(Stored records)
* BEGIN *
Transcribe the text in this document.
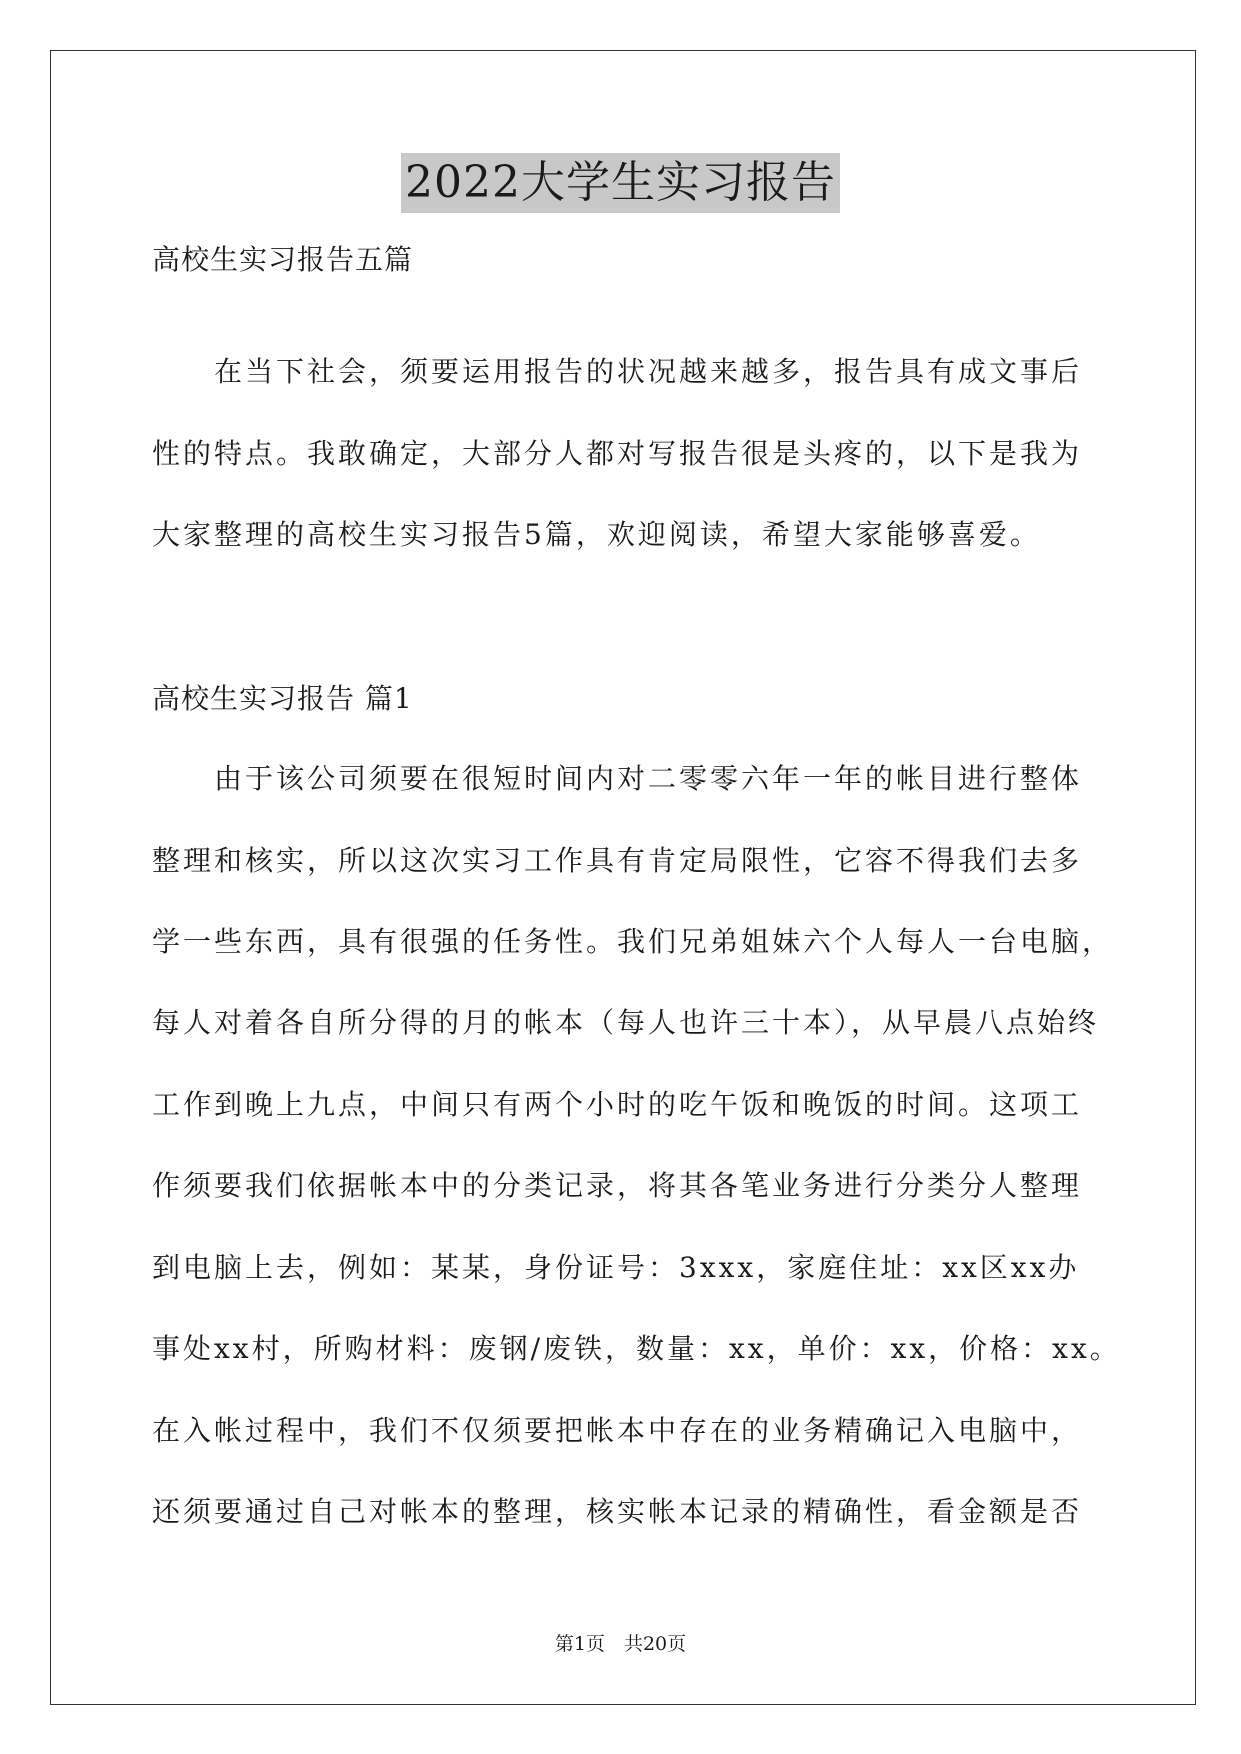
2022大学生实习报告

高校生实习报告五篇

在当下社会，须要运用报告的状况越来越多，报告具有成文事后

性的特点。我敢确定，大部分人都对写报告很是头疼的，以下是我为

大家整理的高校生实习报告5篇，欢迎阅读，希望大家能够喜爱。

高校生实习报告 篇1

由于该公司须要在很短时间内对二零零六年一年的帐目进行整体

整理和核实，所以这次实习工作具有肯定局限性，它容不得我们去多

学一些东西，具有很强的任务性。我们兄弟姐妹六个人每人一台电脑，

每人对着各自所分得的月的帐本（每人也许三十本），从早晨八点始终

工作到晚上九点，中间只有两个小时的吃午饭和晚饭的时间。这项工

作须要我们依据帐本中的分类记录，将其各笔业务进行分类分人整理

到电脑上去，例如：某某，身份证号：3xxx，家庭住址：xx区xx办

事处xx村，所购材料：废钢/废铁，数量：xx，单价：xx，价格：xx。

在入帐过程中，我们不仅须要把帐本中存在的业务精确记入电脑中，

还须要通过自己对帐本的整理，核实帐本记录的精确性，看金额是否

第1页　共20页
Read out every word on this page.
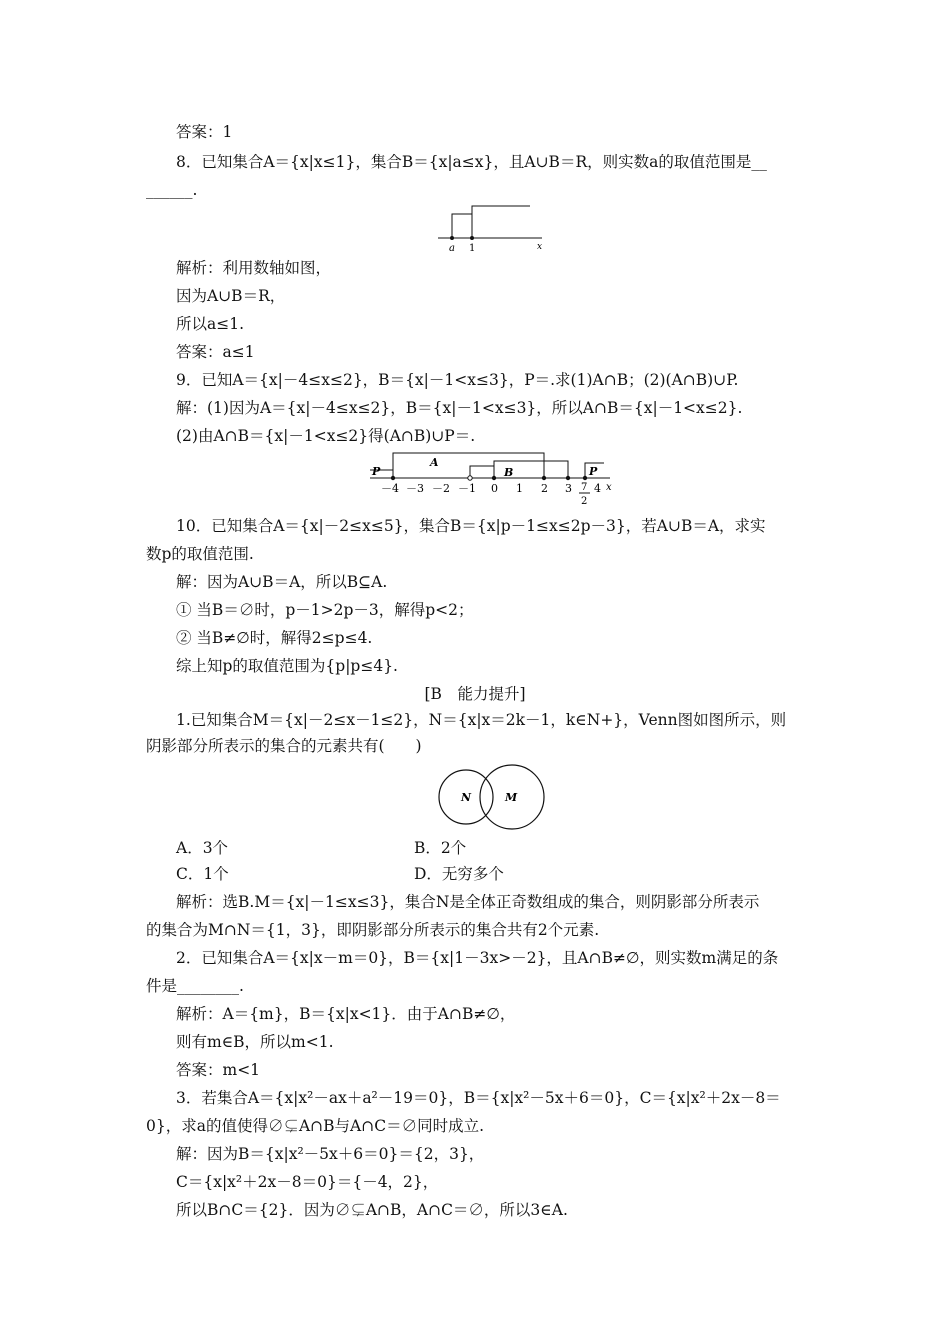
答案：1
8．已知集合A＝{x|x≤1}，集合B＝{x|a≤x}，且A∪B＝R，则实数a的取值范围是__
______.
a 1	x
解析：利用数轴如图，
因为A∪B＝R，
所以a≤1.
答案：a≤1
9．已知A＝{x|－4≤x≤2}，B＝{x|－1<x≤3}，P＝.求(1)A∩B；(2)(A∩B)∪P.
解：(1)因为A＝{x|－4≤x≤2}，B＝{x|－1<x≤3}，所以A∩B＝{x|－1<x≤2}.
(2)由A∩B＝{x|－1<x≤2}得(A∩B)∪P＝.
P
A
B	P
－4 －3 －2 －1 0 1 2 3 7
2
4 x
10．已知集合A＝{x|－2≤x≤5}，集合B＝{x|p－1≤x≤2p－3}，若A∪B＝A，求实
数p的取值范围.
解：因为A∪B＝A，所以B⊆A.
① 当B＝∅时，p－1>2p－3，解得p<2；
② 当B≠∅时，解得2≤p≤4.
综上知p的取值范围为{p|p≤4}.
[B　能力提升]
1.已知集合M＝{x|－2≤x－1≤2}，N＝{x|x＝2k－1，k∈N+}，Venn图如图所示，则
阴影部分所表示的集合的元素共有(　　)
N	M
A．3个	B．2个
C．1个	D．无穷多个
解析：选B.M＝{x|－1≤x≤3}，集合N是全体正奇数组成的集合，则阴影部分所表示
的集合为M∩N＝{1，3}，即阴影部分所表示的集合共有2个元素.
2．已知集合A＝{x|x－m＝0}，B＝{x|1－3x>－2}，且A∩B≠∅，则实数m满足的条
件是________.
解析：A＝{m}，B＝{x|x<1}．由于A∩B≠∅，
则有m∈B，所以m<1.
答案：m<1
3．若集合A＝{x|x²－ax＋a²－19＝0}，B＝{x|x²－5x＋6＝0}，C＝{x|x²＋2x－8＝
0}，求a的值使得∅⊊A∩B与A∩C＝∅同时成立.
解：因为B＝{x|x²－5x＋6＝0}＝{2，3}，
C＝{x|x²＋2x－8＝0}＝{－4，2}，
所以B∩C＝{2}．因为∅⊊A∩B，A∩C＝∅，所以3∈A.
* END *
**AIM**
Go through the records and copy each line with "this" in it.

**PROBLEM SOLUTION**
Transcribe the text in this document.
Read out every word on this page.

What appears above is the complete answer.